» **The problem**
Output all records precisely as written.

» **Data rows**
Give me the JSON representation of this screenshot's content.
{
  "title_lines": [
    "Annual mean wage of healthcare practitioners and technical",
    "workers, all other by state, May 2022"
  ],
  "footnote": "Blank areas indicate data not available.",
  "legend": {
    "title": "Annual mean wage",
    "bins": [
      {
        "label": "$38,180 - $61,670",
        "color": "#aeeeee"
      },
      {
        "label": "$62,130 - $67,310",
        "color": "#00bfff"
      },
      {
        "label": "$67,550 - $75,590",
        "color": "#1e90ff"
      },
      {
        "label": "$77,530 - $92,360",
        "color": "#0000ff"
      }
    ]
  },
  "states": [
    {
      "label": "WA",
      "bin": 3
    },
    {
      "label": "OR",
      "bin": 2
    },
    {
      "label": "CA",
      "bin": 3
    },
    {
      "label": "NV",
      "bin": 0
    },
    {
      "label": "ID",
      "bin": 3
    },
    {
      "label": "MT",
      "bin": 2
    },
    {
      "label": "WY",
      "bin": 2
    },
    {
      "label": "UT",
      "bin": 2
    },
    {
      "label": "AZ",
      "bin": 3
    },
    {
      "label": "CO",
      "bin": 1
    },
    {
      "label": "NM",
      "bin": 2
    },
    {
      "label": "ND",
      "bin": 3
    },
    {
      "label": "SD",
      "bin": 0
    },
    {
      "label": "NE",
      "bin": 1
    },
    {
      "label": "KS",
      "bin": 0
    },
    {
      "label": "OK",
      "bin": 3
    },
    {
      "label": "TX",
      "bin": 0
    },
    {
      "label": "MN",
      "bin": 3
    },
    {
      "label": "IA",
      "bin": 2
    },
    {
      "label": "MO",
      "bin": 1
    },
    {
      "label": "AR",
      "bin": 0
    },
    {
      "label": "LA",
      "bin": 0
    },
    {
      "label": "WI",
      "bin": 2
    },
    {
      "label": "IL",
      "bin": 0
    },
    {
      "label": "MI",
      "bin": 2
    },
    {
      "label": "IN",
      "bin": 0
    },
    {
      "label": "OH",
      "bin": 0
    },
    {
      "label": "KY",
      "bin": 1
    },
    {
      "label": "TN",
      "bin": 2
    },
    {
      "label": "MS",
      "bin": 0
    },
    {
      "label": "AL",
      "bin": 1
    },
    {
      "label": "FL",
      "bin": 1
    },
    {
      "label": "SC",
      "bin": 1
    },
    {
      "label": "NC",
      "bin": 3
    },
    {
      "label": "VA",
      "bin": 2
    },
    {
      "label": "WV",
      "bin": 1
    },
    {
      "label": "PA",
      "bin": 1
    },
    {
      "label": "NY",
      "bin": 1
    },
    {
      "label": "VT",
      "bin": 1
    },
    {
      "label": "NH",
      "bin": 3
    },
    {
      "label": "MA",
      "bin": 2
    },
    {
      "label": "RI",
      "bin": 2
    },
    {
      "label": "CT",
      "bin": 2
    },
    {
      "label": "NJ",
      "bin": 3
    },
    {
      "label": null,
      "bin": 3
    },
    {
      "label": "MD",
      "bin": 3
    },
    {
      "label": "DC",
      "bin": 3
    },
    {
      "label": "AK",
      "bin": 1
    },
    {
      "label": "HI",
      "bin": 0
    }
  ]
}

» **Solved exercise**
Give me the JSON representation of this screenshot's content.
{
  "title_lines": [
    "Annual mean wage of healthcare practitioners and technical",
    "workers, all other by state, May 2022"
  ],
  "footnote": "Blank areas indicate data not available.",
  "legend": {
    "title": "Annual mean wage",
    "bins": [
      {
        "label": "$38,180 - $61,670",
        "color": "#aeeeee"
      },
      {
        "label": "$62,130 - $67,310",
        "color": "#00bfff"
      },
      {
        "label": "$67,550 - $75,590",
        "color": "#1e90ff"
      },
      {
        "label": "$77,530 - $92,360",
        "color": "#0000ff"
      }
    ]
  },
  "states": [
    {
      "label": "WA",
      "bin": 3
    },
    {
      "label": "OR",
      "bin": 2
    },
    {
      "label": "CA",
      "bin": 3
    },
    {
      "label": "NV",
      "bin": 0
    },
    {
      "label": "ID",
      "bin": 3
    },
    {
      "label": "MT",
      "bin": 2
    },
    {
      "label": "WY",
      "bin": 2
    },
    {
      "label": "UT",
      "bin": 2
    },
    {
      "label": "AZ",
      "bin": 3
    },
    {
      "label": "CO",
      "bin": 1
    },
    {
      "label": "NM",
      "bin": 2
    },
    {
      "label": "ND",
      "bin": 3
    },
    {
      "label": "SD",
      "bin": 0
    },
    {
      "label": "NE",
      "bin": 1
    },
    {
      "label": "KS",
      "bin": 0
    },
    {
      "label": "OK",
      "bin": 3
    },
    {
      "label": "TX",
      "bin": 0
    },
    {
      "label": "MN",
      "bin": 3
    },
    {
      "label": "IA",
      "bin": 2
    },
    {
      "label": "MO",
      "bin": 1
    },
    {
      "label": "AR",
      "bin": 0
    },
    {
      "label": "LA",
      "bin": 0
    },
    {
      "label": "WI",
      "bin": 2
    },
    {
      "label": "IL",
      "bin": 0
    },
    {
      "label": "MI",
      "bin": 2
    },
    {
      "label": "IN",
      "bin": 0
    },
    {
      "label": "OH",
      "bin": 0
    },
    {
      "label": "KY",
      "bin": 1
    },
    {
      "label": "TN",
      "bin": 2
    },
    {
      "label": "MS",
      "bin": 0
    },
    {
      "label": "AL",
      "bin": 1
    },
    {
      "label": "FL",
      "bin": 1
    },
    {
      "label": "SC",
      "bin": 1
    },
    {
      "label": "NC",
      "bin": 3
    },
    {
      "label": "VA",
      "bin": 2
    },
    {
      "label": "WV",
      "bin": 1
    },
    {
      "label": "PA",
      "bin": 1
    },
    {
      "label": "NY",
      "bin": 1
    },
    {
      "label": "VT",
      "bin": 1
    },
    {
      "label": "NH",
      "bin": 3
    },
    {
      "label": "MA",
      "bin": 2
    },
    {
      "label": "RI",
      "bin": 2
    },
    {
      "label": "CT",
      "bin": 2
    },
    {
      "label": "NJ",
      "bin": 3
    },
    {
      "label": null,
      "bin": 3
    },
    {
      "label": "MD",
      "bin": 3
    },
    {
      "label": "DC",
      "bin": 3
    },
    {
      "label": "AK",
      "bin": 1
    },
    {
      "label": "HI",
      "bin": 0
    }
  ]
}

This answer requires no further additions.